#### What needs to be done:
Which lines hold the word "PhPs"? Show each of them.

-- begin Dataset excerpts --

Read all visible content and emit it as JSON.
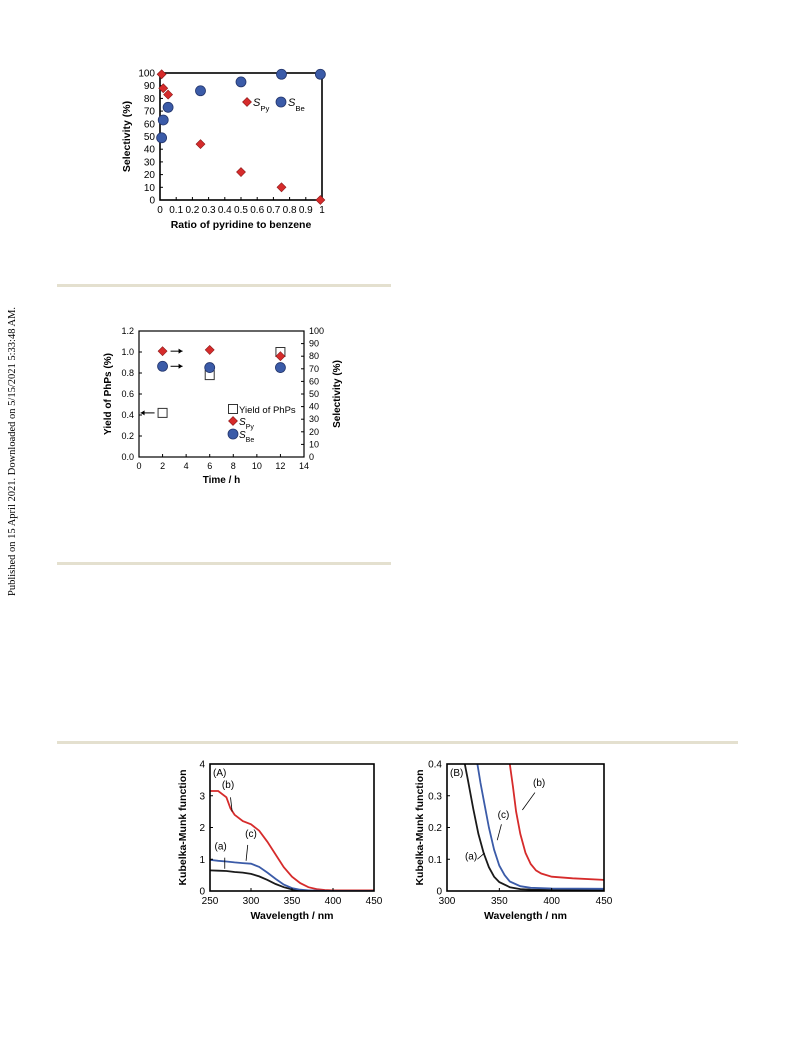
{
  "side_note": "Published on 15 April 2021. Downloaded on 5/15/2021 5:33:48 AM.",
  "colors": {
    "red": "#d62b2b",
    "blue": "#3b5ba8",
    "black": "#1a1a1a",
    "rule": "#e4e0cf"
  },
  "chart_data": [
    {
      "type": "scatter",
      "xlabel": "Ratio of pyridine to benzene",
      "ylabel": "Selectivity (%)",
      "xlim": [
        0,
        1
      ],
      "ylim": [
        0,
        100
      ],
      "x_ticks": [
        "0",
        "0.1",
        "0.2",
        "0.3",
        "0.4",
        "0.5",
        "0.6",
        "0.7",
        "0.8",
        "0.9",
        "1"
      ],
      "y_ticks": [
        "0",
        "10",
        "20",
        "30",
        "40",
        "50",
        "60",
        "70",
        "80",
        "90",
        "100"
      ],
      "series": [
        {
          "name": "S_Py",
          "label_main": "S",
          "label_sub": "Py",
          "marker": "diamond",
          "color": "#d62b2b",
          "x": [
            0.01,
            0.02,
            0.05,
            0.25,
            0.5,
            0.75,
            0.99
          ],
          "y": [
            99,
            88,
            83,
            44,
            22,
            10,
            0
          ]
        },
        {
          "name": "S_Be",
          "label_main": "S",
          "label_sub": "Be",
          "marker": "circle",
          "color": "#3b5ba8",
          "x": [
            0.01,
            0.02,
            0.05,
            0.25,
            0.5,
            0.75,
            0.99
          ],
          "y": [
            49,
            63,
            73,
            86,
            93,
            99,
            99
          ]
        }
      ],
      "legend": "inside-right"
    },
    {
      "type": "scatter",
      "xlabel": "Time / h",
      "ylabel_left": "Yield of PhPs (%)",
      "ylabel_right": "Selectivity (%)",
      "xlim": [
        0,
        14
      ],
      "ylim_left": [
        0,
        1.2
      ],
      "ylim_right": [
        0,
        100
      ],
      "x_ticks": [
        "0",
        "2",
        "4",
        "6",
        "8",
        "10",
        "12",
        "14"
      ],
      "y_ticks_left": [
        "0.0",
        "0.2",
        "0.4",
        "0.6",
        "0.8",
        "1.0",
        "1.2"
      ],
      "y_ticks_right": [
        "0",
        "10",
        "20",
        "30",
        "40",
        "50",
        "60",
        "70",
        "80",
        "90",
        "100"
      ],
      "series": [
        {
          "name": "Yield of PhPs",
          "label_main": "Yield of PhPs",
          "label_sub": "",
          "marker": "square",
          "axis": "left",
          "color": "#ffffff",
          "x": [
            2,
            6,
            12
          ],
          "y": [
            0.42,
            0.78,
            1.0
          ]
        },
        {
          "name": "S_Py",
          "label_main": "S",
          "label_sub": "Py",
          "marker": "diamond",
          "axis": "right",
          "color": "#d62b2b",
          "x": [
            2,
            6,
            12
          ],
          "y": [
            84,
            85,
            80
          ]
        },
        {
          "name": "S_Be",
          "label_main": "S",
          "label_sub": "Be",
          "marker": "circle",
          "axis": "right",
          "color": "#3b5ba8",
          "x": [
            2,
            6,
            12
          ],
          "y": [
            72,
            71,
            71
          ]
        }
      ],
      "legend": "inside-right"
    },
    {
      "type": "line",
      "panel": "(A)",
      "xlabel": "Wavelength / nm",
      "ylabel": "Kubelka-Munk function",
      "xlim": [
        250,
        450
      ],
      "ylim": [
        0,
        4
      ],
      "x_ticks": [
        "250",
        "300",
        "350",
        "400",
        "450"
      ],
      "y_ticks": [
        "0",
        "1",
        "2",
        "3",
        "4"
      ],
      "series": [
        {
          "name": "(a)",
          "color": "#1a1a1a",
          "x": [
            250,
            260,
            270,
            280,
            290,
            300,
            310,
            320,
            330,
            340,
            350,
            360,
            370,
            380,
            400,
            450
          ],
          "y": [
            0.65,
            0.64,
            0.63,
            0.6,
            0.58,
            0.54,
            0.46,
            0.35,
            0.22,
            0.12,
            0.05,
            0.02,
            0.01,
            0.0,
            0.0,
            0.0
          ]
        },
        {
          "name": "(b)",
          "color": "#d62b2b",
          "x": [
            250,
            260,
            270,
            275,
            280,
            290,
            300,
            310,
            320,
            330,
            340,
            350,
            360,
            370,
            380,
            390,
            400,
            450
          ],
          "y": [
            3.15,
            3.15,
            2.95,
            2.6,
            2.4,
            2.2,
            2.1,
            1.9,
            1.55,
            1.15,
            0.75,
            0.45,
            0.25,
            0.12,
            0.06,
            0.03,
            0.02,
            0.02
          ]
        },
        {
          "name": "(c)",
          "color": "#3b5ba8",
          "x": [
            250,
            260,
            270,
            280,
            290,
            300,
            310,
            320,
            330,
            340,
            350,
            360,
            370,
            380,
            400,
            450
          ],
          "y": [
            0.98,
            0.95,
            0.93,
            0.9,
            0.88,
            0.86,
            0.76,
            0.58,
            0.38,
            0.2,
            0.09,
            0.04,
            0.02,
            0.01,
            0.0,
            0.0
          ]
        }
      ]
    },
    {
      "type": "line",
      "panel": "(B)",
      "xlabel": "Wavelength / nm",
      "ylabel": "Kubelka-Munk function",
      "xlim": [
        300,
        450
      ],
      "ylim": [
        0,
        0.4
      ],
      "x_ticks": [
        "300",
        "350",
        "400",
        "450"
      ],
      "y_ticks": [
        "0",
        "0.1",
        "0.2",
        "0.3",
        "0.4"
      ],
      "series": [
        {
          "name": "(a)",
          "color": "#1a1a1a",
          "x": [
            317,
            320,
            325,
            330,
            335,
            340,
            345,
            350,
            360,
            370,
            380,
            400,
            450
          ],
          "y": [
            0.4,
            0.35,
            0.26,
            0.18,
            0.12,
            0.075,
            0.045,
            0.028,
            0.012,
            0.006,
            0.004,
            0.003,
            0.003
          ]
        },
        {
          "name": "(b)",
          "color": "#d62b2b",
          "x": [
            360,
            363,
            366,
            370,
            375,
            380,
            385,
            390,
            400,
            420,
            450
          ],
          "y": [
            0.4,
            0.33,
            0.25,
            0.18,
            0.12,
            0.085,
            0.065,
            0.055,
            0.045,
            0.04,
            0.035
          ]
        },
        {
          "name": "(c)",
          "color": "#3b5ba8",
          "x": [
            329,
            332,
            336,
            340,
            345,
            350,
            355,
            360,
            370,
            380,
            400,
            450
          ],
          "y": [
            0.4,
            0.34,
            0.27,
            0.2,
            0.13,
            0.08,
            0.05,
            0.03,
            0.015,
            0.01,
            0.008,
            0.007
          ]
        }
      ]
    }
  ]
}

-- end Dataset excerpts --

#### Complete response:
      "ylabel_left": "Yield of PhPs (%)",
          "name": "Yield of PhPs",
          "label_main": "Yield of PhPs",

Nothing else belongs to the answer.